Extract to read:
---

The ‘better part’
One of the main things my time here has caused me to reflect upon is the beauty of simplicity. It is no longer insightful to point out that today’s society and culture is one that prizes and promotes accumulation of wealth, possessions and status. Climbing up the career ladder, living life in the fast lane and making your way through a long bucket list motivates much behaviour. In the Monastery, this is all flipped on its head. Nobody is working towards any of these things as they are contrary to the Rule. Apart from the Divine Offices, days are filled with tasks that enable the community to operate – cooking, grounds maintenance, laundry, incense making (which generates income for the community) – none of which is going to get anyone any status in the worlds eyes. Portions of the day are given over to silence and one whole day a month is a ‘quiet’ day. In the Monastery people are working towards a lifestyle that is conducive to the love of God and the love of one another, which incidentally seems to be a lifestyle that is actually good for people. The desire to earn more money, to have a better job, to do exciting things all seem to be good for you, but time and again people have found this to be a fallacy. Observing the life of the community here I can’t help but think that like Mary sitting at Jesus’ feet, they have chosen ‘the better part’.

---

What is needed: Reproduce the full passage on life in the Monastery, word for word.

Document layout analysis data
---

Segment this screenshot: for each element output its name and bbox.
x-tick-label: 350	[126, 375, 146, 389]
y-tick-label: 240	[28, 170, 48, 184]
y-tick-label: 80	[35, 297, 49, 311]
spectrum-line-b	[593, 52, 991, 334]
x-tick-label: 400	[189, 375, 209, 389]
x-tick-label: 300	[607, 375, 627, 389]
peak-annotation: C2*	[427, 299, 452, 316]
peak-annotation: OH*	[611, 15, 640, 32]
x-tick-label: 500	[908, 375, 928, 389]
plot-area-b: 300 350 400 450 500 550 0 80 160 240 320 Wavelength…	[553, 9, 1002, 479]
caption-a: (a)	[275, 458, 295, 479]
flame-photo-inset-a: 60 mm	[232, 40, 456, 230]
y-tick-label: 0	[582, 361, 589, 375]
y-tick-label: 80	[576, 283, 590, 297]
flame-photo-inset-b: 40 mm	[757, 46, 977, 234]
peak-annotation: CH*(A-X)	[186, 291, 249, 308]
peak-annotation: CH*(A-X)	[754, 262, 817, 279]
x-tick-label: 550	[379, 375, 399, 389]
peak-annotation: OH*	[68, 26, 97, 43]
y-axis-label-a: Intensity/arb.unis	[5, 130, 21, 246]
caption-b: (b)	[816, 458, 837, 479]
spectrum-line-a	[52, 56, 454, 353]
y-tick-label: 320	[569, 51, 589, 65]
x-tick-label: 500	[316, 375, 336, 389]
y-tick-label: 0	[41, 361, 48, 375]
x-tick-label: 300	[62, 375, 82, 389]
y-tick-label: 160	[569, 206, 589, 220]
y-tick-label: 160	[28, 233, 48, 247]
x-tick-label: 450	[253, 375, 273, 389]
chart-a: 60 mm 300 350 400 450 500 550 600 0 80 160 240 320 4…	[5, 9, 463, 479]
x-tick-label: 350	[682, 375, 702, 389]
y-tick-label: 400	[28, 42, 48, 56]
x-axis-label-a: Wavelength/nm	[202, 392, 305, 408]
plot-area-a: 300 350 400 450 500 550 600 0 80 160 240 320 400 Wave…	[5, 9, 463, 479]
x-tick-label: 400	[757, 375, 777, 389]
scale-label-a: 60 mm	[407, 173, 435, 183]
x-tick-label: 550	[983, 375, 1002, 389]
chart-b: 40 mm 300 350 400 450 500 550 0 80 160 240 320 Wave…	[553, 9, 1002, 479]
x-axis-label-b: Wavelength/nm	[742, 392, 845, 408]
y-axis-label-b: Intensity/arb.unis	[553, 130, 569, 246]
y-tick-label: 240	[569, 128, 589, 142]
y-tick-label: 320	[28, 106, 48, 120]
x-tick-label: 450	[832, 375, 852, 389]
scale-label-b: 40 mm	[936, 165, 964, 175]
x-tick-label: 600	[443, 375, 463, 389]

---

Result of this exercise:
The ‘better part’
One of the main things my time here has caused me to reflect upon is the beauty of simplicity. It is no longer insightful to point out that today’s society and culture is one that prizes and promotes accumulation of wealth, possessions and status. Climbing up the career ladder, living life in the fast lane and making your way through a long bucket list motivates much behaviour. In the Monastery, this is all flipped on its head. Nobody is working towards any of these things as they are contrary to the Rule. Apart from the Divine Offices, days are filled with tasks that enable the community to operate – cooking, grounds maintenance, laundry, incense making (which generates income for the community) – none of which is going to get anyone any status in the worlds eyes. Portions of the day are given over to silence and one whole day a month is a ‘quiet’ day. In the Monastery people are working towards a lifestyle that is conducive to the love of God and the love of one another, which incidentally seems to be a lifestyle that is actually good for people. The desire to earn more money, to have a better job, to do exciting things all seem to be good for you, but time and again people have found this to be a fallacy. Observing the life of the community here I can’t help but think that like Mary sitting at Jesus’ feet, they have chosen ‘the better part’.